[Records from a dataset]
------------
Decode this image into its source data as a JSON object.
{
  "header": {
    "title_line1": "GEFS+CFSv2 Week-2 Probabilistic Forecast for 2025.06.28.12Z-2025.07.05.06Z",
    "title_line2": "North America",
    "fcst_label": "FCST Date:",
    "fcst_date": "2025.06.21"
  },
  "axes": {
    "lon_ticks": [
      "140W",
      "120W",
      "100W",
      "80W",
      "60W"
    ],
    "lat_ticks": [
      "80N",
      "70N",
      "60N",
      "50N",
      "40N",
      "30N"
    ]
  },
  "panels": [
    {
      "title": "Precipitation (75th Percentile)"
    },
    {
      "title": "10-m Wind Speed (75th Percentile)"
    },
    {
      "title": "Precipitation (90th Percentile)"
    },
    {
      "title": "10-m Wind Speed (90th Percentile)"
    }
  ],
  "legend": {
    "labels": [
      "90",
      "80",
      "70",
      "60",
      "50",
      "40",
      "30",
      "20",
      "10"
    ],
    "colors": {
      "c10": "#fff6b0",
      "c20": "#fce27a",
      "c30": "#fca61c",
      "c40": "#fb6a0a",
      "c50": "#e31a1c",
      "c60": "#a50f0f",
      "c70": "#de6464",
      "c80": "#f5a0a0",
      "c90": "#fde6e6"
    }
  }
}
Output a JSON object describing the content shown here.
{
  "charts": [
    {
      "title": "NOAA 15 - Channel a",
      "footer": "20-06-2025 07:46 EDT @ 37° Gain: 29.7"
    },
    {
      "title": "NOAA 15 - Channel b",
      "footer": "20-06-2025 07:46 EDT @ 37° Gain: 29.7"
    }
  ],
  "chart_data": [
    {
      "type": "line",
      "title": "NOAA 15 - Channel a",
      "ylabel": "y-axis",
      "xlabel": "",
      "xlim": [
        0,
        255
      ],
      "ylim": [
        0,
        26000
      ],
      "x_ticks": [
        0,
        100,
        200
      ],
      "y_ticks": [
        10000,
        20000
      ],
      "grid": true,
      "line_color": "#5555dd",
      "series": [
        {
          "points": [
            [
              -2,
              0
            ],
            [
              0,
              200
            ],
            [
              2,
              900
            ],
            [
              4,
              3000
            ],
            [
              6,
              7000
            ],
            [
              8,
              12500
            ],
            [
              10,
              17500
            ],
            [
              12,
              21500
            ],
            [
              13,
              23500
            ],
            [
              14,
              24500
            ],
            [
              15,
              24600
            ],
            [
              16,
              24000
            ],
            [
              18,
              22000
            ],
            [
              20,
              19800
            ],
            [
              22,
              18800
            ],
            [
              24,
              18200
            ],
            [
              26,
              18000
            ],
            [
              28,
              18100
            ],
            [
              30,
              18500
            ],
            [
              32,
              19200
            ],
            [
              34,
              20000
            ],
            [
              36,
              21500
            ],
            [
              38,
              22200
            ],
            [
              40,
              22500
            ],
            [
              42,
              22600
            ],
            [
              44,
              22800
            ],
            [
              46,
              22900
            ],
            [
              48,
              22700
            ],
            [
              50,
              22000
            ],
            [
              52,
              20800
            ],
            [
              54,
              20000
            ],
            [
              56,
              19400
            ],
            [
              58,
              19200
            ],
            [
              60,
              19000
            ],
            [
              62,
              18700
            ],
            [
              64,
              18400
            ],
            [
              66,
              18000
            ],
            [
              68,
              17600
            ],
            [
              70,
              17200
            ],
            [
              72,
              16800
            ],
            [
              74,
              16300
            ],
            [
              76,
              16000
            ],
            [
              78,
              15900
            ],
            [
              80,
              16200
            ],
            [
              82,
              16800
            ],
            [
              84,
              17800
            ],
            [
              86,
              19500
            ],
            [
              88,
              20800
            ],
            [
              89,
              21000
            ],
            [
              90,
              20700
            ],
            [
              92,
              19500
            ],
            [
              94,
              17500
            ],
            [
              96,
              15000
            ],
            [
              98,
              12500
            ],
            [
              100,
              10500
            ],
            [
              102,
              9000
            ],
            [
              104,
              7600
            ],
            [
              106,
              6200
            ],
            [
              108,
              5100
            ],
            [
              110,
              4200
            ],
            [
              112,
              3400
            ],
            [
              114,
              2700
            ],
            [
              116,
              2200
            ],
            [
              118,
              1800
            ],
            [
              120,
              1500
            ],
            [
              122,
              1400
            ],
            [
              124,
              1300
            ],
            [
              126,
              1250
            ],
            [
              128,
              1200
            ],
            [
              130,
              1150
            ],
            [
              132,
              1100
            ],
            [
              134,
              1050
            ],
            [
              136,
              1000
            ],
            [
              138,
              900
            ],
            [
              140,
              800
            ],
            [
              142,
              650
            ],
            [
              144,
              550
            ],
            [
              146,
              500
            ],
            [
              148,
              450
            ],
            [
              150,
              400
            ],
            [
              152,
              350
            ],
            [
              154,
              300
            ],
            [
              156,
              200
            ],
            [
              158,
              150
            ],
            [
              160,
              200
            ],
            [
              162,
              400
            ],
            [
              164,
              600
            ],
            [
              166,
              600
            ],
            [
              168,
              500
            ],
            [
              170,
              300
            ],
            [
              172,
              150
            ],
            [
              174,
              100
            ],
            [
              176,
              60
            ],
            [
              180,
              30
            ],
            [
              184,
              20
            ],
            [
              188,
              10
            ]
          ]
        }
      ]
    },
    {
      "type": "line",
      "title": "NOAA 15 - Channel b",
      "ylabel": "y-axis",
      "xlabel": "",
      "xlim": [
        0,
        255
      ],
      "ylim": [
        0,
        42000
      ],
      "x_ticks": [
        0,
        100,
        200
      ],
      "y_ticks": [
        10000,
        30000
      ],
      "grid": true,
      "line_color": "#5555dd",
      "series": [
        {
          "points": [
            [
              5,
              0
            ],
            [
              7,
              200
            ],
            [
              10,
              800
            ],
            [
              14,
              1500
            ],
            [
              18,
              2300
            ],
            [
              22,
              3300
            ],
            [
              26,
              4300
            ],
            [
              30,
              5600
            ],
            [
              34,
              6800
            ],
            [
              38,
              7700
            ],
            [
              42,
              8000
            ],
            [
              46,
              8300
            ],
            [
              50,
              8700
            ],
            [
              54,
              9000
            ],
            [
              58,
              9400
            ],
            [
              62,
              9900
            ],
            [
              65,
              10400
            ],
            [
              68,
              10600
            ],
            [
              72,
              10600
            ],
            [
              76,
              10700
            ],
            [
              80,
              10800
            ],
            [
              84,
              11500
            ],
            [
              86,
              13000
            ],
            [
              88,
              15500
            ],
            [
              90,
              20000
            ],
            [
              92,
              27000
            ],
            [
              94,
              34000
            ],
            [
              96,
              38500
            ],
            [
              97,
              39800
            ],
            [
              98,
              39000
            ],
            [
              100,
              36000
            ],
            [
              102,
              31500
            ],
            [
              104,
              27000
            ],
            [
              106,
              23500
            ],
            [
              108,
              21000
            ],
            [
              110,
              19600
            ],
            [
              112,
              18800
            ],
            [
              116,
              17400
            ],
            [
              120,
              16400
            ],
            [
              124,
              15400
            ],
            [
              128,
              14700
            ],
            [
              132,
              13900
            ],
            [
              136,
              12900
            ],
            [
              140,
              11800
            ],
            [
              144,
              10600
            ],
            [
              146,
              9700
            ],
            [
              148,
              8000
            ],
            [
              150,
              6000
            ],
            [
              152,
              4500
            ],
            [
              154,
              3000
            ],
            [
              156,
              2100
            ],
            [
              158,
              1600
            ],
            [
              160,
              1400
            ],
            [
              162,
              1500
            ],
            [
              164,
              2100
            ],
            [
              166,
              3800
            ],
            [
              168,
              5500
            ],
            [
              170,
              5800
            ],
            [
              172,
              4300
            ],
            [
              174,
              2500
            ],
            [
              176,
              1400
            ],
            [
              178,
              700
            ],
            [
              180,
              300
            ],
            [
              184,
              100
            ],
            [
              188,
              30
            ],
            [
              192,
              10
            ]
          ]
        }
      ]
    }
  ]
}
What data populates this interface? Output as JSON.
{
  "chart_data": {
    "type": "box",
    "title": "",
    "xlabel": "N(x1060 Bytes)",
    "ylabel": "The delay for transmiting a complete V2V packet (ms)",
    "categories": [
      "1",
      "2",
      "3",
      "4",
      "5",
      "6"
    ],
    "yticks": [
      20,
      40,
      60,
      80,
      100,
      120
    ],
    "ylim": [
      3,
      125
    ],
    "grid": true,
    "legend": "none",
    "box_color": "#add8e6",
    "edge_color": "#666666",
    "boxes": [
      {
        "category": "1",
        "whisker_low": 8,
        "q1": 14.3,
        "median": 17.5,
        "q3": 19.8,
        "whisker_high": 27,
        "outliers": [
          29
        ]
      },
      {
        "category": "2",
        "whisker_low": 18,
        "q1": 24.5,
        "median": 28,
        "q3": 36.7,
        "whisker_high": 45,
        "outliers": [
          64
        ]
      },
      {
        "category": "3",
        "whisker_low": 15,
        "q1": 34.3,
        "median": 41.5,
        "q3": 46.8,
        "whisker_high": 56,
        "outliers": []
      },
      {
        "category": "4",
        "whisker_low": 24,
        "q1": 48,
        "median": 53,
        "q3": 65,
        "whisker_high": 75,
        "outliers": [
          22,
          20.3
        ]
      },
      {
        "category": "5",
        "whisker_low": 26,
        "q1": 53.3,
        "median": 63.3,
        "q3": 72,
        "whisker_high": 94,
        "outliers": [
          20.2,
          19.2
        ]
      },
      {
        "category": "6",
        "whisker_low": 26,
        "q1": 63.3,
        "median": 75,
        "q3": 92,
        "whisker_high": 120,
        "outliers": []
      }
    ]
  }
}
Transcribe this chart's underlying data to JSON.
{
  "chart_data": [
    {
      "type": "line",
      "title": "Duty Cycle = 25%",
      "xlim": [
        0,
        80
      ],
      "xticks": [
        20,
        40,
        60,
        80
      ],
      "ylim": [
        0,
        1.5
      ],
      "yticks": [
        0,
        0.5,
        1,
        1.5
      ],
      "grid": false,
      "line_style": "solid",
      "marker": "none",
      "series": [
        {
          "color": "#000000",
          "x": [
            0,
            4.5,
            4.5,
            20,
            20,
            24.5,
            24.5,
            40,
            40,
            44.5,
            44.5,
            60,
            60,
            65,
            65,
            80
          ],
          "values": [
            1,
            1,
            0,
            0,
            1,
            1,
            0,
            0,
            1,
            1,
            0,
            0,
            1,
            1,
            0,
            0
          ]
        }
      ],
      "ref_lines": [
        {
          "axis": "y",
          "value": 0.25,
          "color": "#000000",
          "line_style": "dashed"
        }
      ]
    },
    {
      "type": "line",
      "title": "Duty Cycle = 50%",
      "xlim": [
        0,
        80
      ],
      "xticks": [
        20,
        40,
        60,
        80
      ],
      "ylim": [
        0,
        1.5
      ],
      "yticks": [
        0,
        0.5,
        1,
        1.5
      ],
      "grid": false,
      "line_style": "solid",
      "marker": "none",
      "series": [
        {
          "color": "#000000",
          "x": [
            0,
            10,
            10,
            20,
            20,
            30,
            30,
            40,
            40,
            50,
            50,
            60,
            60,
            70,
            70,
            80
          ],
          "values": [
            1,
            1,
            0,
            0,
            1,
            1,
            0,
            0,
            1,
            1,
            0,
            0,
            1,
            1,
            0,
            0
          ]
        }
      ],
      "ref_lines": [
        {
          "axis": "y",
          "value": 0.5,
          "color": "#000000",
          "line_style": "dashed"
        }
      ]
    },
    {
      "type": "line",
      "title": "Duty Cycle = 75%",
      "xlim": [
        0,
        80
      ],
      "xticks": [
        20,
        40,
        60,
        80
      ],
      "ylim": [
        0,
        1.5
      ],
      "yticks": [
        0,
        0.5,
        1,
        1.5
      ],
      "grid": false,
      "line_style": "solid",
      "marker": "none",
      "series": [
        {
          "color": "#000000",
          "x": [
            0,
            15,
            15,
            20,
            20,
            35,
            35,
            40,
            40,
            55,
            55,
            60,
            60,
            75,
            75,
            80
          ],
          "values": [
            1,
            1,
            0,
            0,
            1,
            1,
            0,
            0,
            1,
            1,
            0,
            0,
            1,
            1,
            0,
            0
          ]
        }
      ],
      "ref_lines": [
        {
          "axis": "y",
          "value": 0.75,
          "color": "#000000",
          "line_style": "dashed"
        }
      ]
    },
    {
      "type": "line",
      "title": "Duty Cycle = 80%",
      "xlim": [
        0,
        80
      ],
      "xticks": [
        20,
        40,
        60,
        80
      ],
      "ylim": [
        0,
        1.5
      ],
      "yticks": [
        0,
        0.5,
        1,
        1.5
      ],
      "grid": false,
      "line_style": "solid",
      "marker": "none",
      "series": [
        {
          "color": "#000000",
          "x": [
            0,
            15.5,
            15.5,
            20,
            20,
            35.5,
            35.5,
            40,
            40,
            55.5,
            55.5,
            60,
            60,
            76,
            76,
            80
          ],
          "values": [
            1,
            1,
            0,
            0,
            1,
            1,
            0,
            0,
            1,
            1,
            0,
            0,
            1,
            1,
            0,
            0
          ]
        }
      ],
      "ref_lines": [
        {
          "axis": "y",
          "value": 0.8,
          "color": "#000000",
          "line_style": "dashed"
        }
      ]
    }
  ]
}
------------
Problem details: Identify each line in the records above that contains the word "this", and copy it out in full.

Final result:
Decode this image into its source data as a JSON object.
What data populates this interface? Output as JSON.
Transcribe this chart's underlying data to JSON.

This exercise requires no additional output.